* _Selected extract_
######

Power plants consists of solar and wind power plants and is stated at cost. Expenditures for major additions and improvements are capitalized and minor replacements, maintenance, and repairs are charged to expense as incurred. When power plants are retired, or otherwise disposed of, the cost and accumulated depreciation are removed from the consolidated balance sheets and any resulting gain or loss is included in the results of operations for the respective period. Depreciation of power plants is recognized using the straight-line method over the estimated useful lives of the power plants of up to 30 years.
Viability Gap Funding Subsidies
Four of our solar power plants in India (NSM Suryalabh, NSM Sitara, NSM L'Volta and Focal) are entitled to receive viability gap funding support in an amount determined through a competitive bidding process. The viability gap funding support is funded by India’s National Clean Energy Fund and is paid by the offtake counterparty to these solar power plants, the Solar Energy Corporation of India (“SECI”), a not-for-profit company established by the Ministry of New and Renewable Energy to facilitate solar energy generation capacity in India. The program is expected to provide viability gap funding subsidies to the applicable four solar power plants in the aggregate amount of INR 1,189.4 million, 50% of which is payable as early as three months after each power plant's commissioning, and 10% of which is payable each year for five years thereafter, subject to the plant meeting certain requirements. SECI is contractually obligated to establish an irrevocable letter of credit to secure its payment obligations under the PPA. Additionally, SECI is required to hypothecate the revenues it receives under its back-to-back power sale agreement with local utilities to the project.

######

Dataset excerpt:
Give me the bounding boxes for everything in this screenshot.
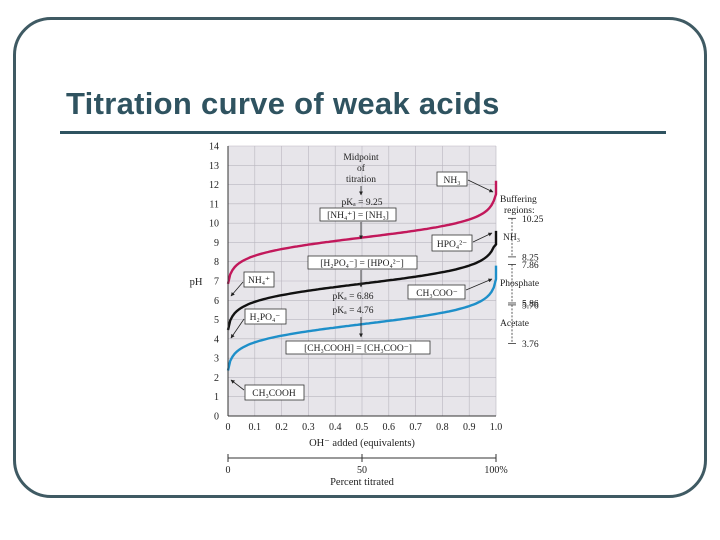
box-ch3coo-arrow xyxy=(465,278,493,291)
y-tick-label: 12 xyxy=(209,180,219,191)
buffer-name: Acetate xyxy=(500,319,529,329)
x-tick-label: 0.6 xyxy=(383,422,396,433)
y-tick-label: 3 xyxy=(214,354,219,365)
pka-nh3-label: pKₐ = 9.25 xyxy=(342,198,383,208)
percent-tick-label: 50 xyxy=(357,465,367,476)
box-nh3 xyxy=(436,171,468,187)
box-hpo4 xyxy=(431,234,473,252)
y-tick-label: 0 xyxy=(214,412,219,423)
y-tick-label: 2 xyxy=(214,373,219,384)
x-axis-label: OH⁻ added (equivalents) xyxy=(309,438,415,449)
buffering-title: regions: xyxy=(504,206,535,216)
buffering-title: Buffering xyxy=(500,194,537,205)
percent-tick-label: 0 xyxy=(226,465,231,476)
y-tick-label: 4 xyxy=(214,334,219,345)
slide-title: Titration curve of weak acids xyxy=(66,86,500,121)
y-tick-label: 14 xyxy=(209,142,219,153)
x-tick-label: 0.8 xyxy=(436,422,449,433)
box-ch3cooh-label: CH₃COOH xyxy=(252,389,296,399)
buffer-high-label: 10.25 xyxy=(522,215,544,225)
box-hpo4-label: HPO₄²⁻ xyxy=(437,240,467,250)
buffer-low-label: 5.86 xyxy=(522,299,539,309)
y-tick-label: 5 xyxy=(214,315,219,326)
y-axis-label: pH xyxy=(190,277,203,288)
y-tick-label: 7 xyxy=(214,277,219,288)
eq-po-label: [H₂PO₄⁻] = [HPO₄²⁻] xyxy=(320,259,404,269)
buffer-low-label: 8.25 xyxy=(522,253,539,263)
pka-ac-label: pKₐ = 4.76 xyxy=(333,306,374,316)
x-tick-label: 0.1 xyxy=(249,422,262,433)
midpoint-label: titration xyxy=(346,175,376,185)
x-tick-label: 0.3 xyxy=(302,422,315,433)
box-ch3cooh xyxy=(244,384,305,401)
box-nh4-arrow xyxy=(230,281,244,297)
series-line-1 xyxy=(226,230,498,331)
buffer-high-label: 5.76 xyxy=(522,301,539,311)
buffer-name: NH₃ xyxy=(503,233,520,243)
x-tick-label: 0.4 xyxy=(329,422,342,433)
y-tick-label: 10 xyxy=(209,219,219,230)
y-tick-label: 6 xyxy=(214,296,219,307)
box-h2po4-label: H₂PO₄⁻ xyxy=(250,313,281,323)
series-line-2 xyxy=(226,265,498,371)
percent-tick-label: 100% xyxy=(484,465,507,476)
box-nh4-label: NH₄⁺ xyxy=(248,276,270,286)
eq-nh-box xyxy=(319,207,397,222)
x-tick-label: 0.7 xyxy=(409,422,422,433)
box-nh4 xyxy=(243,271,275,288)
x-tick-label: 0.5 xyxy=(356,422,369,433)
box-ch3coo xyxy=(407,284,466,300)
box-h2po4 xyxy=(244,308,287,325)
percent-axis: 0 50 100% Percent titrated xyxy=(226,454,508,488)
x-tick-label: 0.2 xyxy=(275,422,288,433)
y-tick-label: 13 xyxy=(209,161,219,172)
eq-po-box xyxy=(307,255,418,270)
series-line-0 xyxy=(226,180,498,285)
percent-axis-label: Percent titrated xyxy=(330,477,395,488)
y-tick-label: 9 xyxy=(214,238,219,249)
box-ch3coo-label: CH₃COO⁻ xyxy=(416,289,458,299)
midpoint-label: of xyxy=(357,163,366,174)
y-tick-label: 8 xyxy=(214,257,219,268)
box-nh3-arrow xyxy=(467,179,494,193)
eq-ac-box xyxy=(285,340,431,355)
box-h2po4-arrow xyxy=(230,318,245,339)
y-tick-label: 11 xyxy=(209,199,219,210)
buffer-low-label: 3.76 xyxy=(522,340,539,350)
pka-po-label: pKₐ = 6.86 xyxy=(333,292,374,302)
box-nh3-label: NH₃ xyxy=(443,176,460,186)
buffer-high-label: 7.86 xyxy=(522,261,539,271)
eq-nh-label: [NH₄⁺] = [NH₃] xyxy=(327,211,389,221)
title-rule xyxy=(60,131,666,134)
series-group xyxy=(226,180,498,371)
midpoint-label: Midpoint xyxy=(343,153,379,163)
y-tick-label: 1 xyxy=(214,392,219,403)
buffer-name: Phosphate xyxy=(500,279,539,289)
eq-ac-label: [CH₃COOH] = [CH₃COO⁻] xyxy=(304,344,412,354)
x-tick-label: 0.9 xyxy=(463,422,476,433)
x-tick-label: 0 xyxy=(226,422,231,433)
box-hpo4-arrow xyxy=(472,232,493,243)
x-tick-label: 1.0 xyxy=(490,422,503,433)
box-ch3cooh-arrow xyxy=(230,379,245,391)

######

* _What to do_
[1] Condense the paragraph of the power plant accounting passage that begins "Four of our solar power plants in India" into a bulleted list, keeping its main facts.
[2] Pick up the power plant accounting passage after its final sentence and continue it.

* _Response list_
[1]
- Four solar power plants in India (NSM Suryalabh, NSM Sitara, NSM L'Volta and Focal) are entitled to viability gap funding support, with the amount set through competitive bidding.
- The support comes from India's National Clean Energy Fund. It is paid by the plants' offtake counterparty, the Solar Energy Corporation of India (SECI), a not-for-profit company set up by the Ministry of New and Renewable Energy to facilitate solar generation capacity.
- The subsidies are expected to total INR 1,189.4 million across the four plants.
- 50% is payable as early as three months after each plant's commissioning.
- 10% is payable each year for the following five years, provided the plant meets certain requirements.
- SECI must establish an irrevocable letter of credit to secure its payment obligations under the PPA.
- SECI must also hypothecate to the project the revenues it receives under its back-to-back power sale agreement with local utilities.

[2]
The Company recorded the awarded viability gap funding in full as a reduction to the cost of power plants in service, with a $10.7 million receivable included in current other assets, and $7.1 million included in other assets in the consolidated balance sheet as of December 31, 2015. The current portion of the viability gap funding includes the initial 50.0% receivable following the solar power plant’s commercial operation date and the 10.0% receivable in first year thereafter. The initial 50.0% receivable, or $8.9 million, was received in cash subsequent to December 31, 2015. The remaining portion of the current receivable is due before December 31, 2016.
Impairment of Long-lived Assets
Long-lived assets that are held and used are reviewed for impairment whenever events or changes in circumstances indicate carrying values may not be recoverable. An impairment loss is recognized if the total future estimated undiscounted cash flows expected from an asset are less than its carrying value. An impairment charge is measured as the difference between an asset’s carrying amount and fair value with the difference recorded in operating costs and expenses in the statement of operations. Fair values are determined by a variety of valuation methods, including appraisals, sales prices of similar assets and present value techniques. There were no impairments of long-lived assets recognized during the years ended December 31, 2015, 2014 and 2013.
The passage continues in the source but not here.